▸ The request: How many lines of the records hold the string "JSON"? Reply with the number alone.

** start Information shown **

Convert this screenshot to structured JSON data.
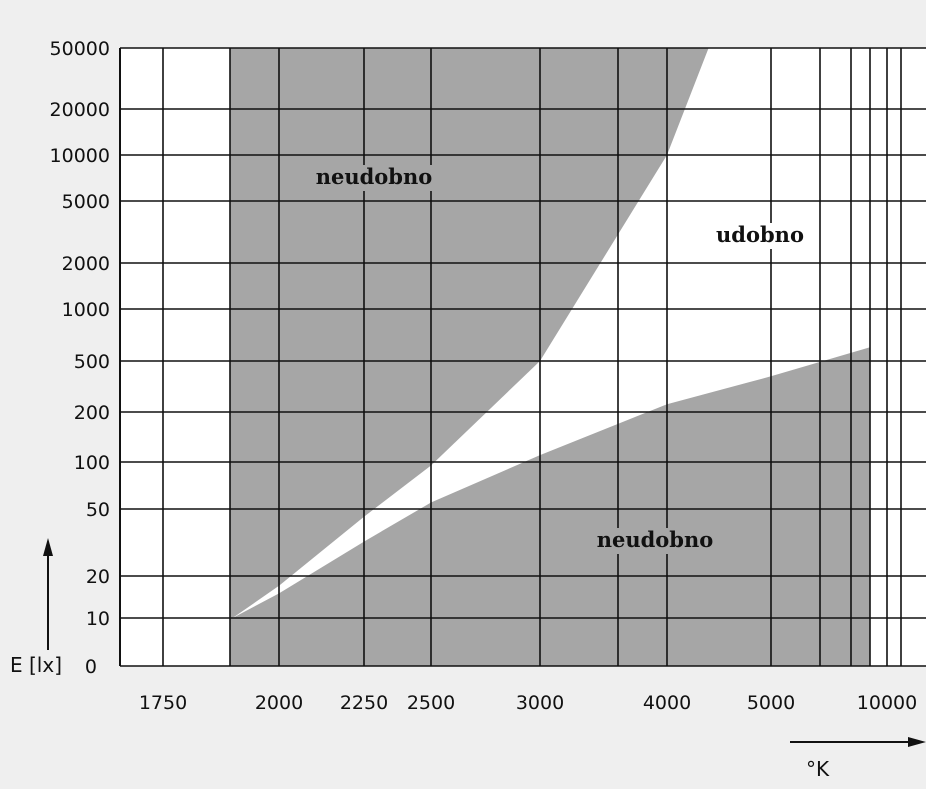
{
  "chart_data": {
    "type": "area",
    "x_axis": {
      "tick_labels": [
        "1750",
        "2000",
        "2250",
        "2500",
        "3000",
        "4000",
        "5000",
        "10000"
      ],
      "label": "°K"
    },
    "y_axis": {
      "tick_labels": [
        "50000",
        "20000",
        "10000",
        "5000",
        "2000",
        "1000",
        "500",
        "200",
        "100",
        "50",
        "20",
        "10",
        "0"
      ],
      "label": "E [lx]"
    },
    "regions": [
      {
        "label": "neudobno",
        "color": "#a6a6a6",
        "upper_boundary": {
          "x": [
            1900,
            2000,
            2250,
            2500,
            3000,
            4000,
            4400
          ],
          "y": [
            10,
            17,
            45,
            95,
            500,
            10000,
            50000
          ]
        }
      },
      {
        "label": "udobno",
        "color": "#ffffff"
      },
      {
        "label": "neudobno",
        "color": "#a6a6a6",
        "lower_boundary": {
          "x": [
            1900,
            2000,
            2250,
            2500,
            3000,
            4000,
            5000,
            10000
          ],
          "y": [
            10,
            15,
            32,
            55,
            110,
            230,
            380,
            600
          ]
        }
      }
    ],
    "grid": true
  },
  "colors": {
    "background": "#efefef",
    "plot_area": "#ffffff",
    "uncomfortable_region": "#a6a6a6",
    "grid": "#111111"
  }
}
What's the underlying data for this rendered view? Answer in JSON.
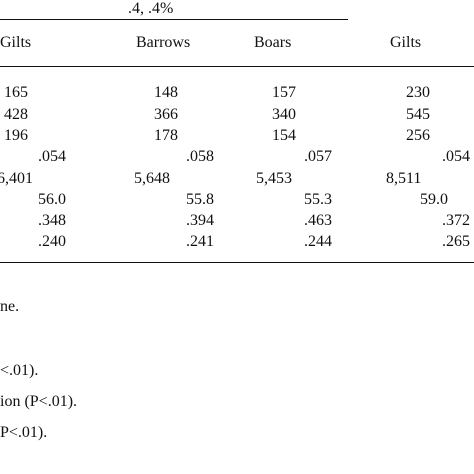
{
  "header": {
    "group_label": ".4, .4%",
    "columns": [
      "Gilts",
      "Barrows",
      "Boars",
      "Gilts"
    ]
  },
  "table": {
    "rows": [
      [
        "165",
        "148",
        "157",
        "230"
      ],
      [
        "428",
        "366",
        "340",
        "545"
      ],
      [
        "196",
        "178",
        "154",
        "256"
      ],
      [
        ".054",
        ".058",
        ".057",
        ".054"
      ],
      [
        "6,401",
        "5,648",
        "5,453",
        "8,511"
      ],
      [
        "56.0",
        "55.8",
        "55.3",
        "59.0"
      ],
      [
        ".348",
        ".394",
        ".463",
        ".372"
      ],
      [
        ".240",
        ".241",
        ".244",
        ".265"
      ]
    ]
  },
  "footnotes": [
    "ne.",
    "<.01).",
    "ion (P<.01).",
    "P<.01)."
  ]
}
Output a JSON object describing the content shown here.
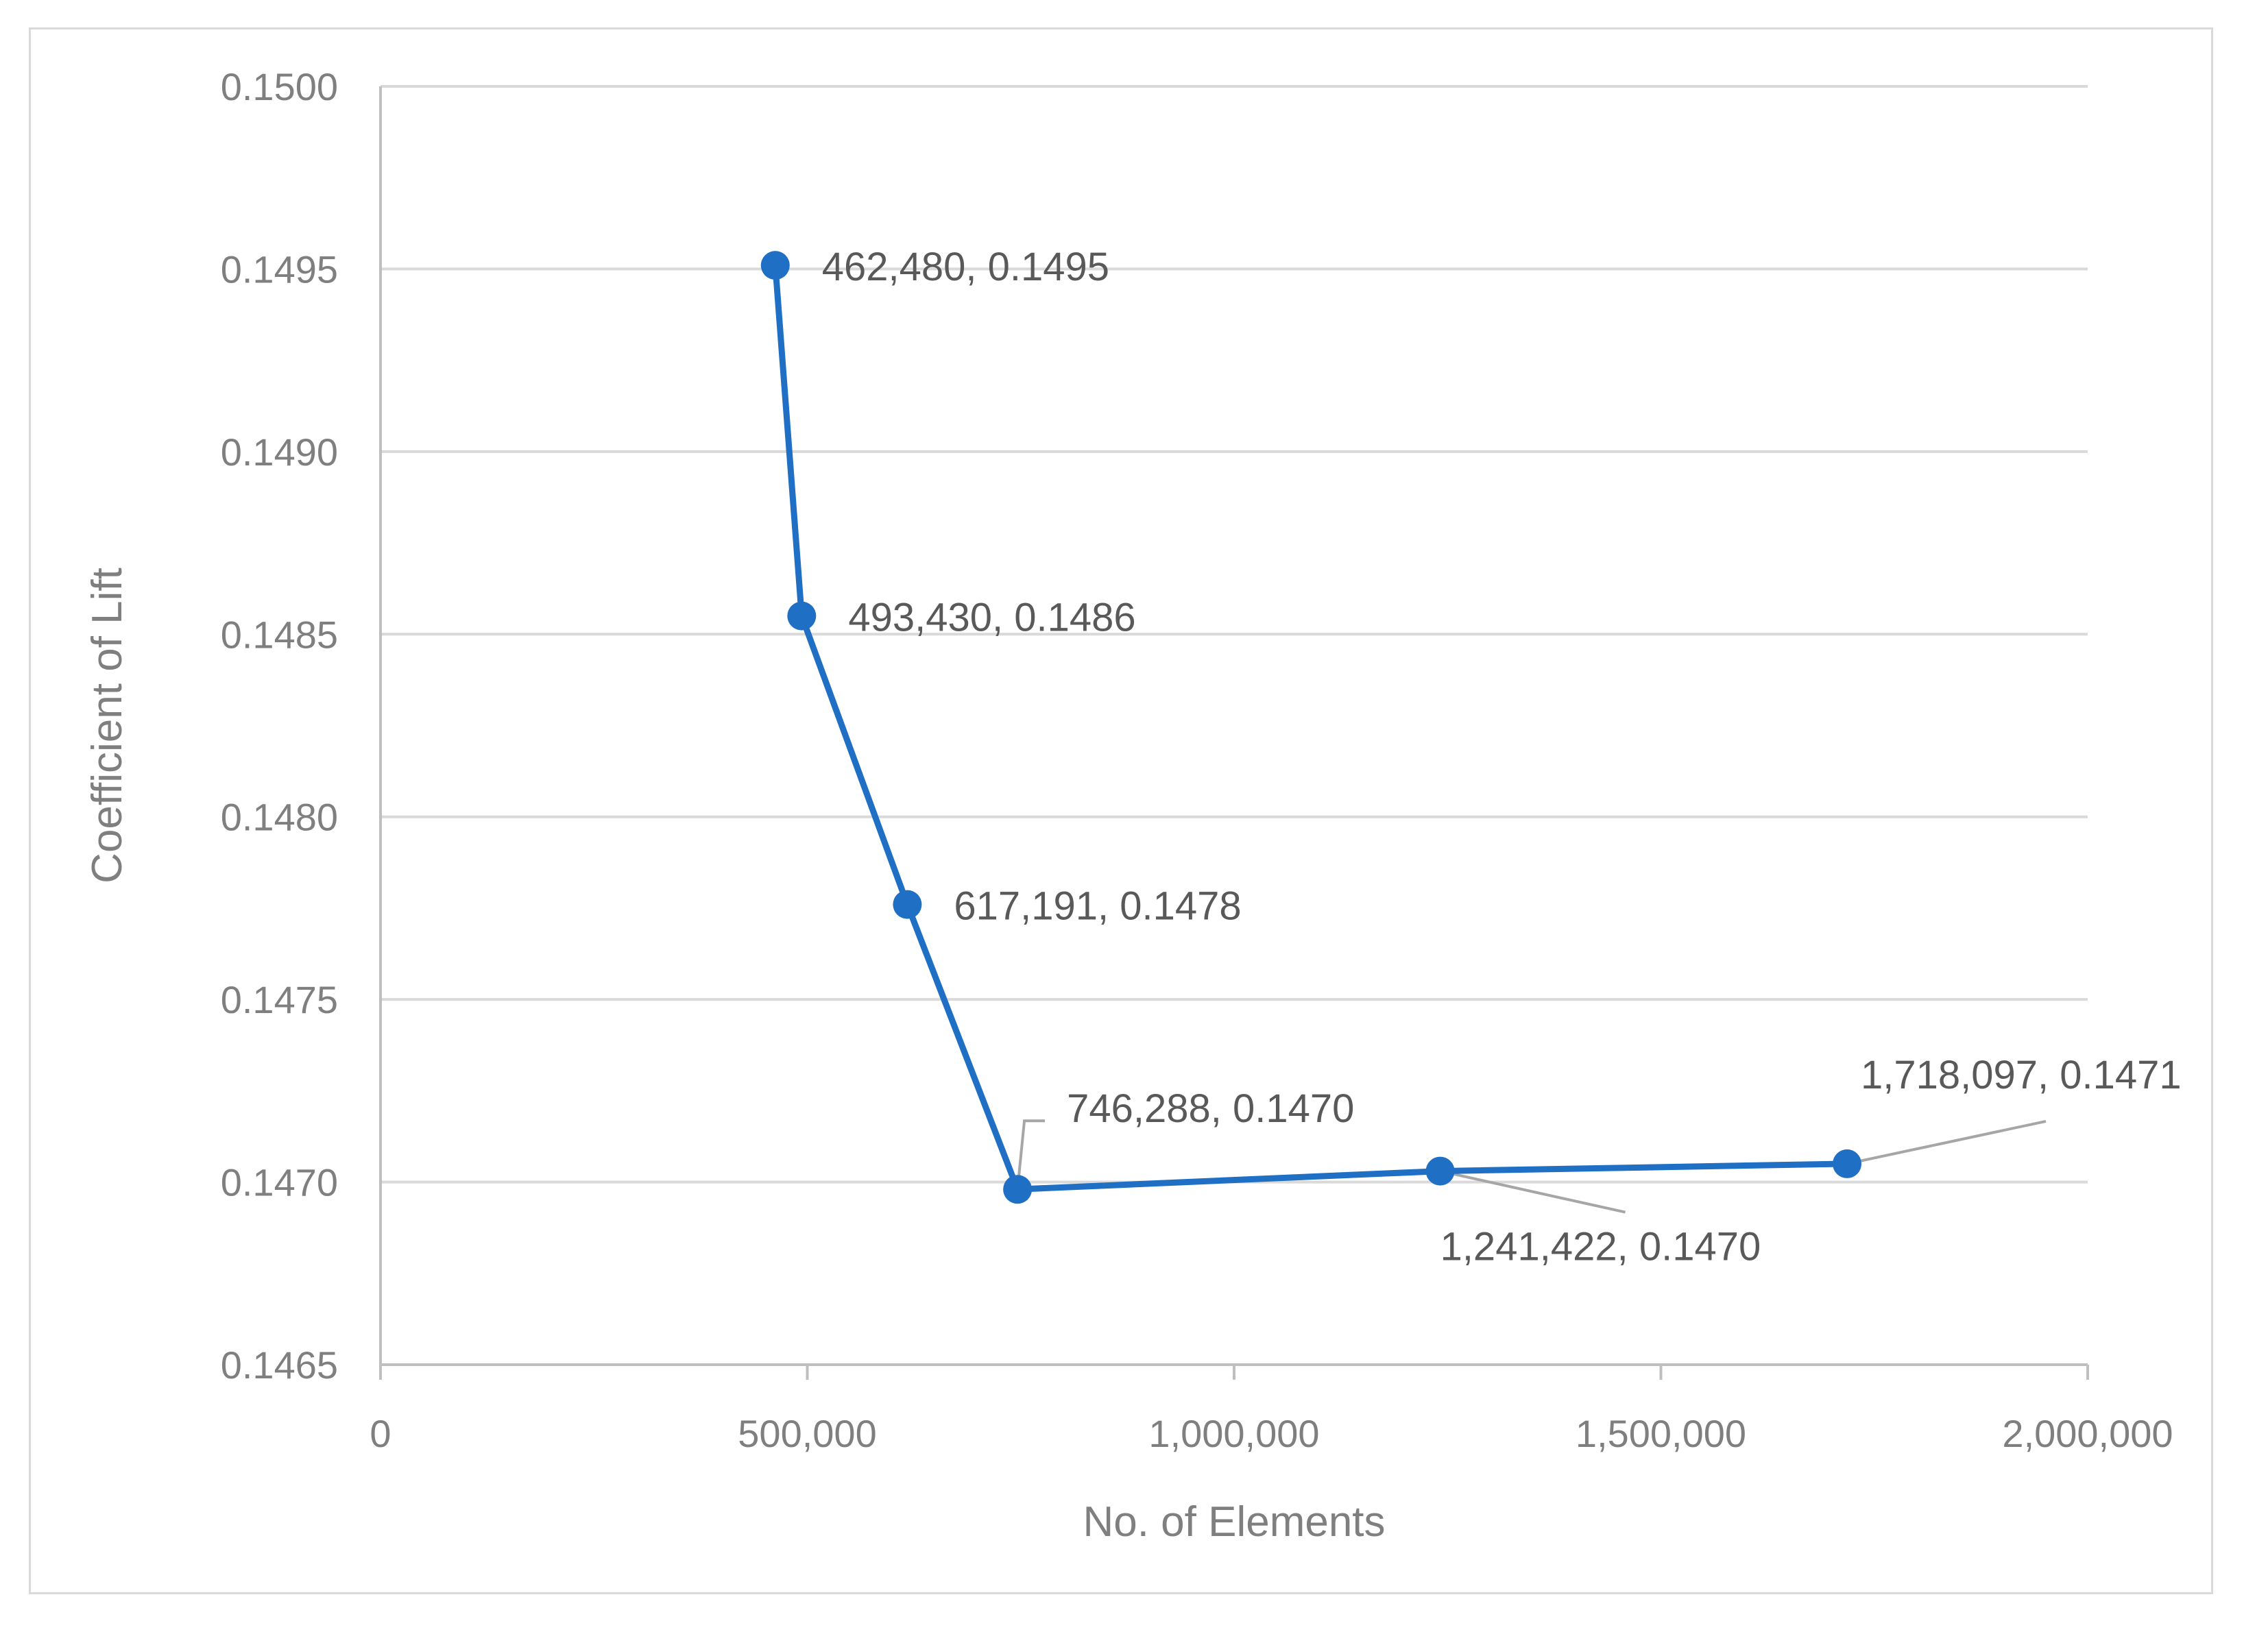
{
  "chart_data": {
    "type": "line",
    "title": "",
    "xlabel": "No. of Elements",
    "ylabel": "Coefficient of Lift",
    "xlim": [
      0,
      2000000
    ],
    "ylim": [
      0.1465,
      0.15
    ],
    "x_ticks": [
      "0",
      "500,000",
      "1,000,000",
      "1,500,000",
      "2,000,000"
    ],
    "y_ticks": [
      "0.1465",
      "0.1470",
      "0.1475",
      "0.1480",
      "0.1485",
      "0.1490",
      "0.1495",
      "0.1500"
    ],
    "grid": "horizontal",
    "legend": "none",
    "series": [
      {
        "color": "#1f6fc5",
        "points": [
          {
            "x": 462480,
            "y": 0.14951,
            "label": "462,480, 0.1495"
          },
          {
            "x": 493430,
            "y": 0.14855,
            "label": "493,430, 0.1486"
          },
          {
            "x": 617191,
            "y": 0.14776,
            "label": "617,191, 0.1478"
          },
          {
            "x": 746288,
            "y": 0.14698,
            "label": "746,288, 0.1470"
          },
          {
            "x": 1241422,
            "y": 0.14703,
            "label": "1,241,422, 0.1470"
          },
          {
            "x": 1718097,
            "y": 0.14705,
            "label": "1,718,097, 0.1471"
          }
        ]
      }
    ],
    "colors": {
      "line": "#1f6fc5",
      "grid": "#d9d9d9",
      "axis": "#bfbfbf",
      "leader": "#a6a6a6"
    }
  }
}
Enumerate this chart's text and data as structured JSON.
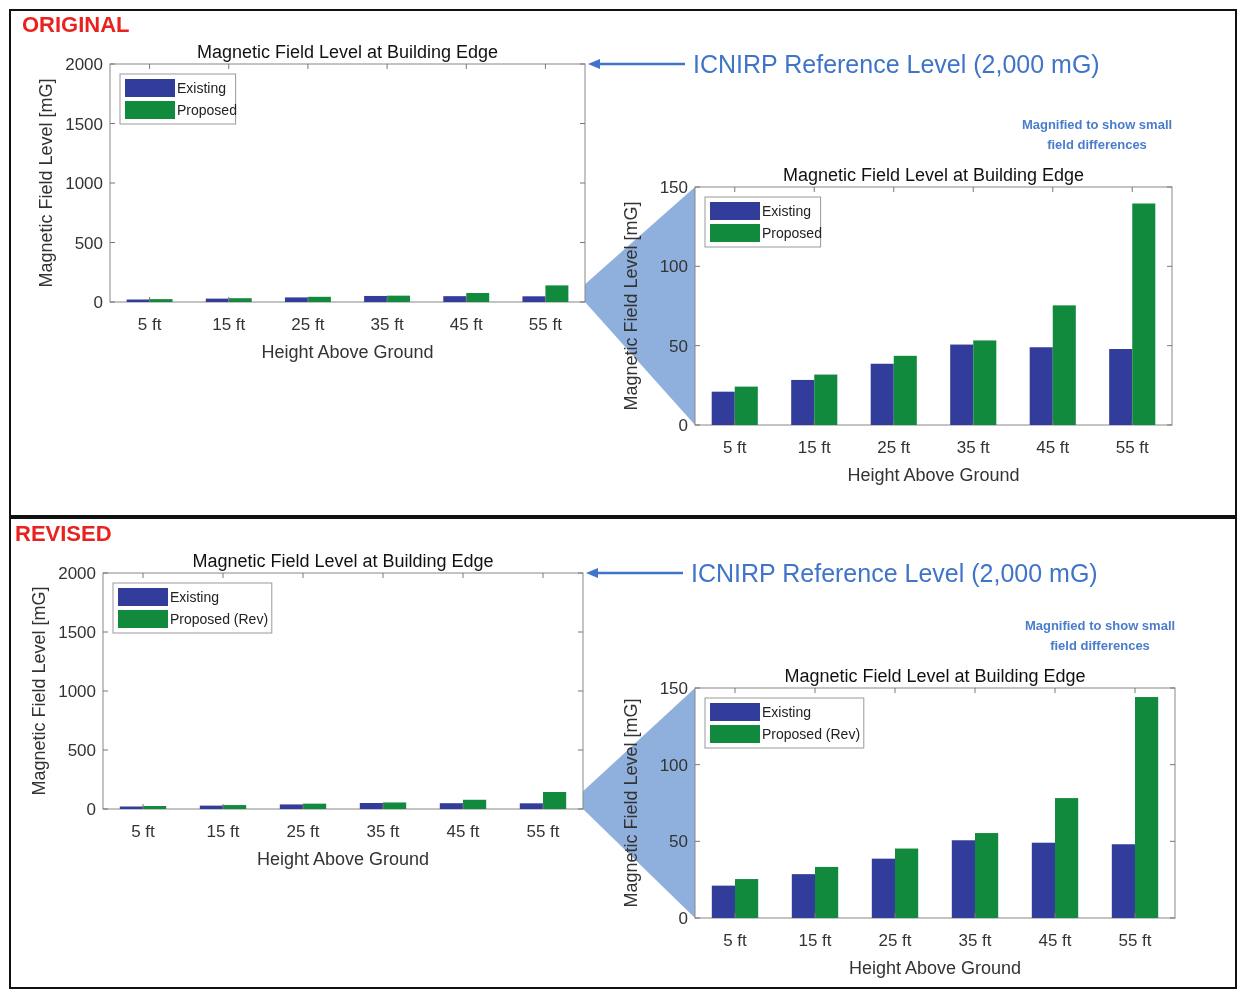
{
  "chart_data": [
    {
      "type": "bar",
      "title": "Magnetic Field Level at Building Edge",
      "xlabel": "Height Above Ground",
      "ylabel": "Magnetic Field Level [mG]",
      "categories": [
        "5 ft",
        "15 ft",
        "25 ft",
        "35 ft",
        "45 ft",
        "55 ft"
      ],
      "series": [
        {
          "name": "Existing",
          "color": "#323c9a",
          "values": [
            21,
            28.4,
            38.6,
            50.7,
            49,
            47.9
          ]
        },
        {
          "name": "Proposed",
          "color": "#128a3d",
          "values": [
            24.2,
            31.8,
            43.6,
            53.3,
            75.4,
            139.6
          ]
        }
      ],
      "ylim": [
        0,
        2000
      ],
      "yticks": [
        0,
        500,
        1000,
        1500,
        2000
      ],
      "grid": false,
      "legend": "top left",
      "annotations": [
        "ORIGINAL",
        "ICNIRP Reference Level (2,000 mG)"
      ]
    },
    {
      "type": "bar",
      "title": "Magnetic Field Level at Building Edge",
      "xlabel": "Height Above Ground",
      "ylabel": "Magnetic Field Level [mG]",
      "categories": [
        "5 ft",
        "15 ft",
        "25 ft",
        "35 ft",
        "45 ft",
        "55 ft"
      ],
      "series": [
        {
          "name": "Existing",
          "color": "#323c9a",
          "values": [
            21,
            28.4,
            38.6,
            50.7,
            49,
            47.9
          ]
        },
        {
          "name": "Proposed",
          "color": "#128a3d",
          "values": [
            24.2,
            31.8,
            43.6,
            53.3,
            75.4,
            139.6
          ]
        }
      ],
      "ylim": [
        0,
        150
      ],
      "yticks": [
        0,
        50,
        100,
        150
      ],
      "grid": false,
      "legend": "top left",
      "annotations": [
        "Magnified to show small field differences"
      ]
    },
    {
      "type": "bar",
      "title": "Magnetic Field Level at Building Edge",
      "xlabel": "Height Above Ground",
      "ylabel": "Magnetic Field Level [mG]",
      "categories": [
        "5 ft",
        "15 ft",
        "25 ft",
        "35 ft",
        "45 ft",
        "55 ft"
      ],
      "series": [
        {
          "name": "Existing",
          "color": "#323c9a",
          "values": [
            21.1,
            28.6,
            38.7,
            50.7,
            49.1,
            48.1
          ]
        },
        {
          "name": "Proposed (Rev)",
          "color": "#128a3d",
          "values": [
            25.4,
            33.3,
            45.3,
            55.4,
            78.2,
            144.1
          ]
        }
      ],
      "ylim": [
        0,
        2000
      ],
      "yticks": [
        0,
        500,
        1000,
        1500,
        2000
      ],
      "grid": false,
      "legend": "top left",
      "annotations": [
        "REVISED",
        "ICNIRP Reference Level (2,000 mG)"
      ]
    },
    {
      "type": "bar",
      "title": "Magnetic Field Level at Building Edge",
      "xlabel": "Height Above Ground",
      "ylabel": "Magnetic Field Level [mG]",
      "categories": [
        "5 ft",
        "15 ft",
        "25 ft",
        "35 ft",
        "45 ft",
        "55 ft"
      ],
      "series": [
        {
          "name": "Existing",
          "color": "#323c9a",
          "values": [
            21.1,
            28.6,
            38.7,
            50.7,
            49.1,
            48.1
          ]
        },
        {
          "name": "Proposed (Rev)",
          "color": "#128a3d",
          "values": [
            25.4,
            33.3,
            45.3,
            55.4,
            78.2,
            144.1
          ]
        }
      ],
      "ylim": [
        0,
        150
      ],
      "yticks": [
        0,
        50,
        100,
        150
      ],
      "grid": false,
      "legend": "top left",
      "annotations": [
        "Magnified to show small field differences"
      ]
    }
  ]
}
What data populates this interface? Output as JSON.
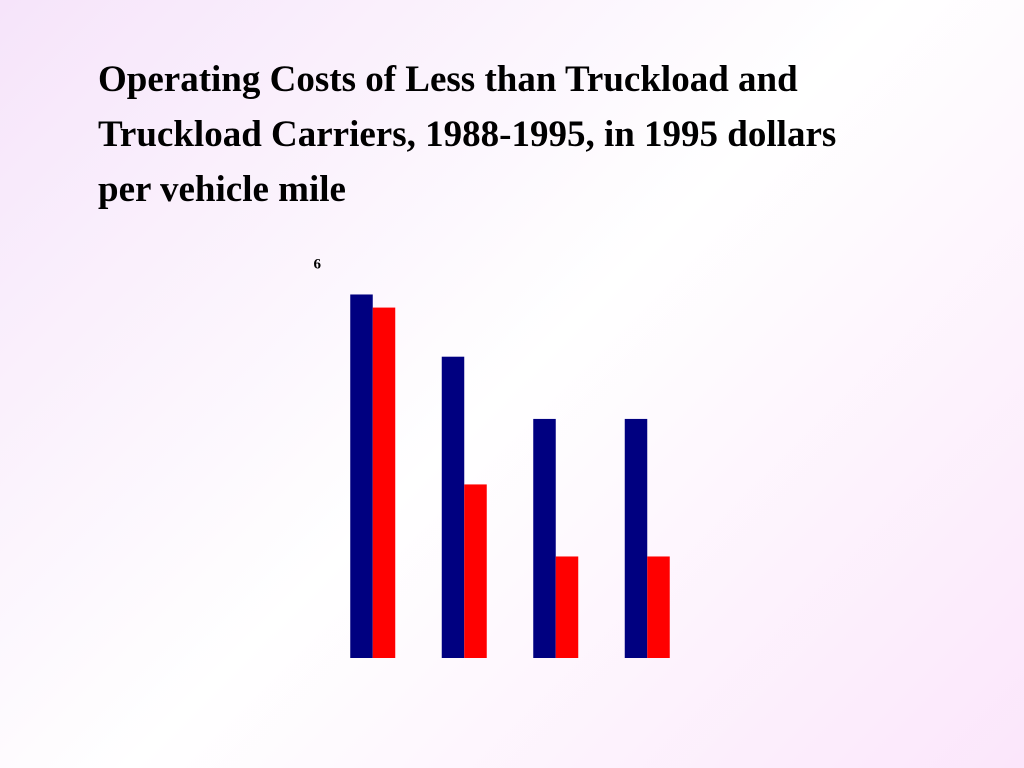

** end Information shown **

▸ Exercise answer: 5